>>>>>

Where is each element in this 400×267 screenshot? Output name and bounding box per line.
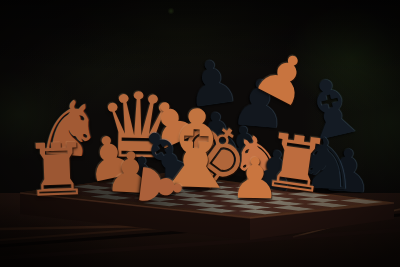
photo-scene: ♞♜♟♟♟♛♟♝♚♝♟♟♟♟♟♞♟♟♜♟♝♞♟ (0, 0, 400, 267)
white-pawn-d[interactable]: ♟ (229, 151, 280, 208)
white-rook-left[interactable]: ♜ (23, 133, 90, 207)
white-pawn-fallen[interactable]: ♟ (129, 158, 191, 215)
pieces-layer: ♞♜♟♟♟♛♟♝♚♝♟♟♟♟♟♞♟♟♜♟♝♞♟ (0, 0, 400, 267)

<<<<<

▸ **TASK REQUIREMENTS**
Rewrite the records above with "screenshot" renamed to "image" and every other part left unchanged, omitting the pictures from your answer.

▸ **WRITTEN REPLY**
Where is each element in this 400×267 image? Output name and bounding box per line.
photo-scene: ♞♜♟♟♟♛♟♝♚♝♟♟♟♟♟♞♟♟♜♟♝♞♟ (0, 0, 400, 267)
white-pawn-d[interactable]: ♟ (229, 151, 280, 208)
white-rook-left[interactable]: ♜ (23, 133, 90, 207)
white-pawn-fallen[interactable]: ♟ (129, 158, 191, 215)
pieces-layer: ♞♜♟♟♟♛♟♝♚♝♟♟♟♟♟♞♟♟♜♟♝♞♟ (0, 0, 400, 267)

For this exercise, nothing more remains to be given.